>> START

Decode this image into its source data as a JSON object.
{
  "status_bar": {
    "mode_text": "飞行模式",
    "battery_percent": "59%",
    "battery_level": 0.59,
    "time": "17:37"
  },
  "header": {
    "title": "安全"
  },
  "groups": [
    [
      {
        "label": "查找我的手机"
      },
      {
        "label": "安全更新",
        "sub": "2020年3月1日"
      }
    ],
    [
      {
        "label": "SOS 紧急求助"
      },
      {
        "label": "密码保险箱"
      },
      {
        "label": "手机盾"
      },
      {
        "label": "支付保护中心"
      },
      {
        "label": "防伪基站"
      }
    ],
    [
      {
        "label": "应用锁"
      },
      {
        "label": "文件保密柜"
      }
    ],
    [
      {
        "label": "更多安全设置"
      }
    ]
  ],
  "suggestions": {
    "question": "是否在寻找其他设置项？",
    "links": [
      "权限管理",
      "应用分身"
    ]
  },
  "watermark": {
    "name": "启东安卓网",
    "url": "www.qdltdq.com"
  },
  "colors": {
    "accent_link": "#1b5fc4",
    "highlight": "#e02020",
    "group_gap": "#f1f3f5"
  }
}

>> END

TASK
Identify all lines where the word "label" shows up. Copy them.

OUTPUT OF THE EXERCISE
        "label": "查找我的手机"
        "label": "安全更新",
        "label": "SOS 紧急求助"
        "label": "密码保险箱"
        "label": "手机盾"
        "label": "支付保护中心"
        "label": "防伪基站"
        "label": "应用锁"
        "label": "文件保密柜"
        "label": "更多安全设置"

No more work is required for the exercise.